## What the task asks
Extract the lines from the start of the records through the line containing "- app-bar: My Appium App: [48, 146, 782, 253]", inclusive, and reproduce them verbatim.

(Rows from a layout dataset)
________________________________________

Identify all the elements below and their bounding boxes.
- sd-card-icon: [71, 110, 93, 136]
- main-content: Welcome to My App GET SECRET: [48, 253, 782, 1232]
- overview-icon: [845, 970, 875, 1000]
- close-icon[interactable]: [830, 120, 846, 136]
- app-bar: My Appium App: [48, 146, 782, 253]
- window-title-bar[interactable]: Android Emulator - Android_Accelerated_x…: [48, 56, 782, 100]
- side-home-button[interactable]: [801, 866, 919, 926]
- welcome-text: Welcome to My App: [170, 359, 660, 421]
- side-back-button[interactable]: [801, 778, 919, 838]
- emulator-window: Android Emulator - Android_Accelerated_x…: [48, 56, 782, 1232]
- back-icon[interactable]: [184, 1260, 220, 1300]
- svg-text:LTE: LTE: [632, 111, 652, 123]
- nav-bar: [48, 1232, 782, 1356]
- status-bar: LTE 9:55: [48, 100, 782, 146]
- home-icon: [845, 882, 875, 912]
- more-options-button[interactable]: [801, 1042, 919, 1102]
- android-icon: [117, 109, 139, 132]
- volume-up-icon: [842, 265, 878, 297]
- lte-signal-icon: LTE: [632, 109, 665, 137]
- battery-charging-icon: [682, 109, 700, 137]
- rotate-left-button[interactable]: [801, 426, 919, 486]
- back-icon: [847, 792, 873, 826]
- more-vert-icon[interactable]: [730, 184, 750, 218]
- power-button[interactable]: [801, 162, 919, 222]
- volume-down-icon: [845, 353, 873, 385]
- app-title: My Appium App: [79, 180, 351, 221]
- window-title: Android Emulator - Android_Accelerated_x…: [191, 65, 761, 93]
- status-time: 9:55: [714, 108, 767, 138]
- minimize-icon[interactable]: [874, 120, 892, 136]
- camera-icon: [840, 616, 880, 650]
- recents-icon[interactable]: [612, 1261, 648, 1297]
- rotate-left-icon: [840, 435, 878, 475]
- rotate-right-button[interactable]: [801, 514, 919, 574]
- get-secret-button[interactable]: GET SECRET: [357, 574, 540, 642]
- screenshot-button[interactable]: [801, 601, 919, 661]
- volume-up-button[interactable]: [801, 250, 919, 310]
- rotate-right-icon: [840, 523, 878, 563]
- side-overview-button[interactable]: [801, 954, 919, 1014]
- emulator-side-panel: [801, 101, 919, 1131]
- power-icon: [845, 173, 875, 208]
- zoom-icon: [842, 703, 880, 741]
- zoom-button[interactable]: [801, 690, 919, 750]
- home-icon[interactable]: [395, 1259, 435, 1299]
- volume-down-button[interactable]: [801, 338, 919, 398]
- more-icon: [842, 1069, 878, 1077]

________________________________________

## Reply
Identify all the elements below and their bounding boxes.
- sd-card-icon: [71, 110, 93, 136]
- main-content: Welcome to My App GET SECRET: [48, 253, 782, 1232]
- overview-icon: [845, 970, 875, 1000]
- close-icon[interactable]: [830, 120, 846, 136]
- app-bar: My Appium App: [48, 146, 782, 253]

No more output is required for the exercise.